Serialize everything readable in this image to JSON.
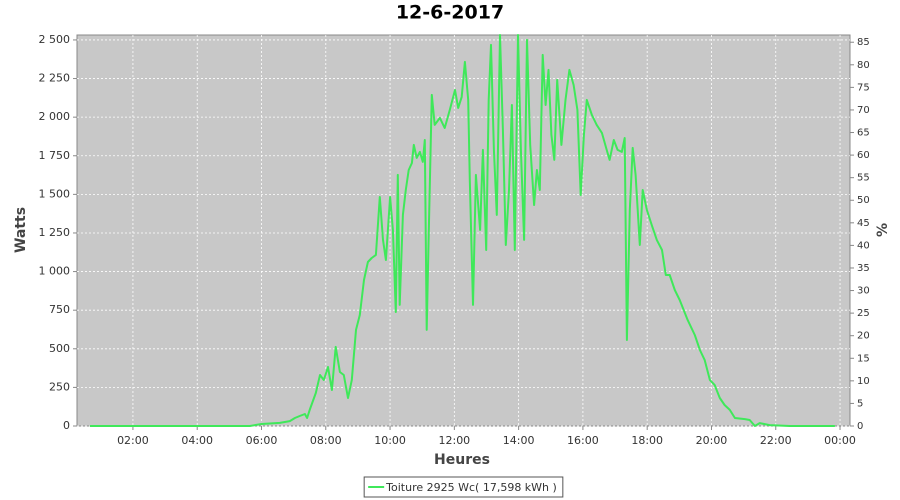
{
  "chart_data": {
    "type": "line",
    "title": "12-6-2017",
    "x_label": "Heures",
    "y_label": "Watts",
    "y2_label": "%",
    "x": [
      0.66,
      5.64,
      6.0,
      6.57,
      6.88,
      7.04,
      7.19,
      7.35,
      7.42,
      7.5,
      7.69,
      7.82,
      7.94,
      8.07,
      8.19,
      8.31,
      8.44,
      8.56,
      8.69,
      8.81,
      8.94,
      9.06,
      9.19,
      9.31,
      9.43,
      9.56,
      9.68,
      9.78,
      9.87,
      10.0,
      10.09,
      10.18,
      10.24,
      10.3,
      10.4,
      10.49,
      10.58,
      10.68,
      10.74,
      10.83,
      10.93,
      11.02,
      11.08,
      11.14,
      11.2,
      11.3,
      11.39,
      11.55,
      11.7,
      11.86,
      12.02,
      12.12,
      12.23,
      12.33,
      12.43,
      12.48,
      12.58,
      12.67,
      12.8,
      12.89,
      12.99,
      13.07,
      13.14,
      13.23,
      13.32,
      13.42,
      13.51,
      13.6,
      13.7,
      13.79,
      13.88,
      13.98,
      14.07,
      14.17,
      14.26,
      14.36,
      14.48,
      14.57,
      14.66,
      14.75,
      14.84,
      14.93,
      15.02,
      15.11,
      15.2,
      15.33,
      15.46,
      15.58,
      15.71,
      15.83,
      15.93,
      16.03,
      16.12,
      16.28,
      16.43,
      16.59,
      16.74,
      16.83,
      16.96,
      17.08,
      17.21,
      17.3,
      17.37,
      17.46,
      17.55,
      17.64,
      17.77,
      17.86,
      17.99,
      18.14,
      18.3,
      18.46,
      18.58,
      18.7,
      18.86,
      19.01,
      19.26,
      19.48,
      19.64,
      19.79,
      19.95,
      20.1,
      20.26,
      20.41,
      20.57,
      20.73,
      21.04,
      21.19,
      21.35,
      21.5,
      21.81,
      22.43,
      23.84
    ],
    "series": [
      {
        "name": "Toiture 2925 Wc( 17,598 kWh )",
        "color": "#3fe85a",
        "values": [
          0,
          0,
          13,
          20,
          32,
          52,
          65,
          78,
          52,
          104,
          214,
          330,
          298,
          382,
          233,
          512,
          350,
          330,
          181,
          298,
          622,
          719,
          946,
          1062,
          1088,
          1108,
          1483,
          1205,
          1075,
          1483,
          1270,
          738,
          1626,
          784,
          1367,
          1528,
          1658,
          1703,
          1820,
          1736,
          1775,
          1710,
          1852,
          622,
          1205,
          2144,
          1950,
          1995,
          1930,
          2047,
          2176,
          2060,
          2131,
          2358,
          2112,
          1593,
          784,
          1626,
          1270,
          1788,
          1140,
          2112,
          2468,
          1788,
          1367,
          2532,
          1917,
          1172,
          1528,
          2079,
          1140,
          2532,
          1788,
          1205,
          2500,
          1820,
          1431,
          1658,
          1528,
          2403,
          2079,
          2306,
          1885,
          1723,
          2241,
          1820,
          2112,
          2306,
          2209,
          2047,
          1496,
          1885,
          2112,
          2014,
          1950,
          1898,
          1788,
          1723,
          1852,
          1788,
          1775,
          1865,
          557,
          1399,
          1801,
          1626,
          1172,
          1528,
          1399,
          1302,
          1205,
          1140,
          978,
          978,
          881,
          816,
          686,
          589,
          492,
          427,
          298,
          265,
          181,
          136,
          104,
          52,
          45,
          39,
          0,
          19,
          6,
          0,
          0
        ]
      }
    ],
    "xlim": [
      0.26,
      24.31
    ],
    "xticks": [
      {
        "value": 2,
        "label": "02:00"
      },
      {
        "value": 4,
        "label": "04:00"
      },
      {
        "value": 6,
        "label": "06:00"
      },
      {
        "value": 8,
        "label": "08:00"
      },
      {
        "value": 10,
        "label": "10:00"
      },
      {
        "value": 12,
        "label": "12:00"
      },
      {
        "value": 14,
        "label": "14:00"
      },
      {
        "value": 16,
        "label": "16:00"
      },
      {
        "value": 18,
        "label": "18:00"
      },
      {
        "value": 20,
        "label": "20:00"
      },
      {
        "value": 22,
        "label": "22:00"
      },
      {
        "value": 24,
        "label": "00:00"
      }
    ],
    "ylim": [
      0,
      2532
    ],
    "yticks": [
      0,
      250,
      500,
      750,
      {
        "value": 1000,
        "label": "1 000"
      },
      {
        "value": 1250,
        "label": "1 250"
      },
      {
        "value": 1500,
        "label": "1 500"
      },
      {
        "value": 1750,
        "label": "1 750"
      },
      {
        "value": 2000,
        "label": "2 000"
      },
      {
        "value": 2250,
        "label": "2 250"
      },
      {
        "value": 2500,
        "label": "2 500"
      }
    ],
    "y2lim": [
      0,
      86.6
    ],
    "y2ticks": [
      0,
      5,
      10,
      15,
      20,
      25,
      30,
      35,
      40,
      45,
      50,
      55,
      60,
      65,
      70,
      75,
      80,
      85
    ],
    "grid": true,
    "background": "#c8c8c8"
  }
}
_ _ _
§ **Goal**: Repeat the preceding records precisely, and leave every picture out of the copy.

§ **Reply**:
Serialize everything readable in this image to JSON.
{
  "chart_data": {
    "type": "line",
    "title": "12-6-2017",
    "x_label": "Heures",
    "y_label": "Watts",
    "y2_label": "%",
    "x": [
      0.66,
      5.64,
      6.0,
      6.57,
      6.88,
      7.04,
      7.19,
      7.35,
      7.42,
      7.5,
      7.69,
      7.82,
      7.94,
      8.07,
      8.19,
      8.31,
      8.44,
      8.56,
      8.69,
      8.81,
      8.94,
      9.06,
      9.19,
      9.31,
      9.43,
      9.56,
      9.68,
      9.78,
      9.87,
      10.0,
      10.09,
      10.18,
      10.24,
      10.3,
      10.4,
      10.49,
      10.58,
      10.68,
      10.74,
      10.83,
      10.93,
      11.02,
      11.08,
      11.14,
      11.2,
      11.3,
      11.39,
      11.55,
      11.7,
      11.86,
      12.02,
      12.12,
      12.23,
      12.33,
      12.43,
      12.48,
      12.58,
      12.67,
      12.8,
      12.89,
      12.99,
      13.07,
      13.14,
      13.23,
      13.32,
      13.42,
      13.51,
      13.6,
      13.7,
      13.79,
      13.88,
      13.98,
      14.07,
      14.17,
      14.26,
      14.36,
      14.48,
      14.57,
      14.66,
      14.75,
      14.84,
      14.93,
      15.02,
      15.11,
      15.2,
      15.33,
      15.46,
      15.58,
      15.71,
      15.83,
      15.93,
      16.03,
      16.12,
      16.28,
      16.43,
      16.59,
      16.74,
      16.83,
      16.96,
      17.08,
      17.21,
      17.3,
      17.37,
      17.46,
      17.55,
      17.64,
      17.77,
      17.86,
      17.99,
      18.14,
      18.3,
      18.46,
      18.58,
      18.7,
      18.86,
      19.01,
      19.26,
      19.48,
      19.64,
      19.79,
      19.95,
      20.1,
      20.26,
      20.41,
      20.57,
      20.73,
      21.04,
      21.19,
      21.35,
      21.5,
      21.81,
      22.43,
      23.84
    ],
    "series": [
      {
        "name": "Toiture 2925 Wc( 17,598 kWh )",
        "color": "#3fe85a",
        "values": [
          0,
          0,
          13,
          20,
          32,
          52,
          65,
          78,
          52,
          104,
          214,
          330,
          298,
          382,
          233,
          512,
          350,
          330,
          181,
          298,
          622,
          719,
          946,
          1062,
          1088,
          1108,
          1483,
          1205,
          1075,
          1483,
          1270,
          738,
          1626,
          784,
          1367,
          1528,
          1658,
          1703,
          1820,
          1736,
          1775,
          1710,
          1852,
          622,
          1205,
          2144,
          1950,
          1995,
          1930,
          2047,
          2176,
          2060,
          2131,
          2358,
          2112,
          1593,
          784,
          1626,
          1270,
          1788,
          1140,
          2112,
          2468,
          1788,
          1367,
          2532,
          1917,
          1172,
          1528,
          2079,
          1140,
          2532,
          1788,
          1205,
          2500,
          1820,
          1431,
          1658,
          1528,
          2403,
          2079,
          2306,
          1885,
          1723,
          2241,
          1820,
          2112,
          2306,
          2209,
          2047,
          1496,
          1885,
          2112,
          2014,
          1950,
          1898,
          1788,
          1723,
          1852,
          1788,
          1775,
          1865,
          557,
          1399,
          1801,
          1626,
          1172,
          1528,
          1399,
          1302,
          1205,
          1140,
          978,
          978,
          881,
          816,
          686,
          589,
          492,
          427,
          298,
          265,
          181,
          136,
          104,
          52,
          45,
          39,
          0,
          19,
          6,
          0,
          0
        ]
      }
    ],
    "xlim": [
      0.26,
      24.31
    ],
    "xticks": [
      {
        "value": 2,
        "label": "02:00"
      },
      {
        "value": 4,
        "label": "04:00"
      },
      {
        "value": 6,
        "label": "06:00"
      },
      {
        "value": 8,
        "label": "08:00"
      },
      {
        "value": 10,
        "label": "10:00"
      },
      {
        "value": 12,
        "label": "12:00"
      },
      {
        "value": 14,
        "label": "14:00"
      },
      {
        "value": 16,
        "label": "16:00"
      },
      {
        "value": 18,
        "label": "18:00"
      },
      {
        "value": 20,
        "label": "20:00"
      },
      {
        "value": 22,
        "label": "22:00"
      },
      {
        "value": 24,
        "label": "00:00"
      }
    ],
    "ylim": [
      0,
      2532
    ],
    "yticks": [
      0,
      250,
      500,
      750,
      {
        "value": 1000,
        "label": "1 000"
      },
      {
        "value": 1250,
        "label": "1 250"
      },
      {
        "value": 1500,
        "label": "1 500"
      },
      {
        "value": 1750,
        "label": "1 750"
      },
      {
        "value": 2000,
        "label": "2 000"
      },
      {
        "value": 2250,
        "label": "2 250"
      },
      {
        "value": 2500,
        "label": "2 500"
      }
    ],
    "y2lim": [
      0,
      86.6
    ],
    "y2ticks": [
      0,
      5,
      10,
      15,
      20,
      25,
      30,
      35,
      40,
      45,
      50,
      55,
      60,
      65,
      70,
      75,
      80,
      85
    ],
    "grid": true,
    "background": "#c8c8c8"
  }
}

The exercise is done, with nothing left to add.